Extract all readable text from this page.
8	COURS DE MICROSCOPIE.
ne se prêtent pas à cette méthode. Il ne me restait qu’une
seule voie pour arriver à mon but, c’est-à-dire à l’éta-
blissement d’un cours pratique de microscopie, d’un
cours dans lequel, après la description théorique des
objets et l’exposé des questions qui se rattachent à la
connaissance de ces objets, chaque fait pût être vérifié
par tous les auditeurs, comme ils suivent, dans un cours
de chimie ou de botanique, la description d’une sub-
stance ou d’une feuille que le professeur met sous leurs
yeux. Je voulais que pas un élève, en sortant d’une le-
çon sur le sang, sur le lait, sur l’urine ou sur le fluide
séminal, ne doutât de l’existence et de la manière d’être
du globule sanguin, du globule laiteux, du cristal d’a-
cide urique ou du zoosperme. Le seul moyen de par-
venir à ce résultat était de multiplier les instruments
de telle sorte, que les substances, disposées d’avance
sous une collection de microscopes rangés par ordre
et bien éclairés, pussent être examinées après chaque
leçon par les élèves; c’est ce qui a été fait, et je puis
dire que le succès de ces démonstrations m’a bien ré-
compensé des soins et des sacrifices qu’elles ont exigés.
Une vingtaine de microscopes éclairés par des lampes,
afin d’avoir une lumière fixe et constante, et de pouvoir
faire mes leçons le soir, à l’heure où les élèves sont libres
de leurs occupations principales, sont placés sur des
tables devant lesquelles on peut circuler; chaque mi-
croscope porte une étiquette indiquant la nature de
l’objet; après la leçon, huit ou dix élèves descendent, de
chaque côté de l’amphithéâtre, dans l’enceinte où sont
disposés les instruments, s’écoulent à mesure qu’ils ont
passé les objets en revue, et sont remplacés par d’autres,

----

- [STATED PROBLEM]: Write out every entry verbatim.

- [CORRECT OUTPUT]:
Extract all readable text from this page.
8	COURS DE MICROSCOPIE.
ne se prêtent pas à cette méthode. Il ne me restait qu’une
seule voie pour arriver à mon but, c’est-à-dire à l’éta-
blissement d’un cours pratique de microscopie, d’un
cours dans lequel, après la description théorique des
objets et l’exposé des questions qui se rattachent à la
connaissance de ces objets, chaque fait pût être vérifié
par tous les auditeurs, comme ils suivent, dans un cours
de chimie ou de botanique, la description d’une sub-
stance ou d’une feuille que le professeur met sous leurs
yeux. Je voulais que pas un élève, en sortant d’une le-
çon sur le sang, sur le lait, sur l’urine ou sur le fluide
séminal, ne doutât de l’existence et de la manière d’être
du globule sanguin, du globule laiteux, du cristal d’a-
cide urique ou du zoosperme. Le seul moyen de par-
venir à ce résultat était de multiplier les instruments
de telle sorte, que les substances, disposées d’avance
sous une collection de microscopes rangés par ordre
et bien éclairés, pussent être examinées après chaque
leçon par les élèves; c’est ce qui a été fait, et je puis
dire que le succès de ces démonstrations m’a bien ré-
compensé des soins et des sacrifices qu’elles ont exigés.
Une vingtaine de microscopes éclairés par des lampes,
afin d’avoir une lumière fixe et constante, et de pouvoir
faire mes leçons le soir, à l’heure où les élèves sont libres
de leurs occupations principales, sont placés sur des
tables devant lesquelles on peut circuler; chaque mi-
croscope porte une étiquette indiquant la nature de
l’objet; après la leçon, huit ou dix élèves descendent, de
chaque côté de l’amphithéâtre, dans l’enceinte où sont
disposés les instruments, s’écoulent à mesure qu’ils ont
passé les objets en revue, et sont remplacés par d’autres,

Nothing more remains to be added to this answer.